## The request:
Find all lines in the listing that include the word "text", then copy them.

(Dataset items)
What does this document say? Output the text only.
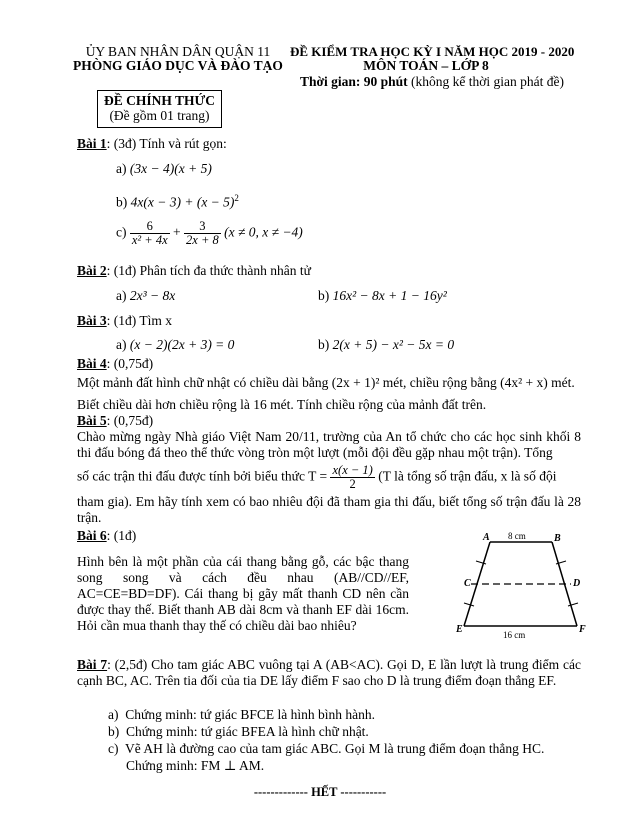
ỦY BAN NHÂN DÂN QUẬN 11
PHÒNG GIÁO DỤC VÀ ĐÀO TẠO
ĐỀ KIỂM TRA HỌC KỲ I NĂM HỌC 2019 - 2020
MÔN TOÁN – LỚP 8
Thời gian: 90 phút (không kể thời gian phát đề)
ĐỀ CHÍNH THỨC
(Đề gồm 01 trang)
Bài 1: (3đ) Tính và rút gọn:
a) (3x − 4)(x + 5)
b) $4x(x - 3) + (x - 5)^2$
$c) \frac{6}{\text{x² + 4x}} + \frac{3}{2x + 8} (x \ne 0$, x ≠ −4)
Bài 2: (1đ) Phân tích đa thức thành nhân tử
a) 2x³ − 8x	b) 16x² − 8x + 1 − 16y²
Bài 3: (1đ) Tìm x
a) (x − 2)(2x + 3) = 0	b) 2(x + 5) − x² − 5x = 0
Bài 4: (0,75đ)
Một mảnh đất hình chữ nhật có chiều dài bằng (2x + 1)² mét, chiều rộng bằng (4x² + x) mét.
Biết chiều dài hơn chiều rộng là 16 mét. Tính chiều rộng của mảnh đất trên.
Bài 5: (0,75đ)
Chào mừng ngày Nhà giáo Việt Nam 20/11, trường của An tổ chức cho các học sinh khối 8 thi đấu bóng đá theo thể thức vòng tròn một lượt (mỗi đội đều gặp nhau một trận). Tổng
số các trận thi đấu được tính bởi biểu thức $T = \frac{x(x - 1)}{2} (T$ là tổng số trận đấu, x là số đội
tham gia). Em hãy tính xem có bao nhiêu đội đã tham gia thi đấu, biết tổng số trận đấu là 28 trận.
Bài 6: (1đ)
Hình bên là một phần của cái thang bằng gỗ, các bậc thang song song và cách đều nhau (AB//CD//EF, AC=CE=BD=DF). Cái thang bị gãy mất thanh CD nên cần được thay thế. Biết thanh AB dài 8cm và thanh EF dài 16cm. Hỏi cần mua thanh thay thế có chiều dài bao nhiêu?
A	B
C	D
E	F
8 cm
16 cm
Bài 7: (2,5đ) Cho tam giác ABC vuông tại A (AB<AC). Gọi D, E lần lượt là trung điểm các cạnh BC, AC. Trên tia đối của tia DE lấy điểm F sao cho D là trung điểm đoạn thẳng EF.
a) Chứng minh: tứ giác BFCE là hình bình hành.
b) Chứng minh: tứ giác BFEA là hình chữ nhật.
c) Vẽ AH là đường cao của tam giác ABC. Gọi M là trung điểm đoạn thẳng HC.
Chứng minh: FM ⊥ AM.
------------- HẾT -----------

## Worked solution:
What does this document say? Output the text only.
$c) \frac{6}{\text{x² + 4x}} + \frac{3}{2x + 8} (x \ne 0$, x ≠ −4)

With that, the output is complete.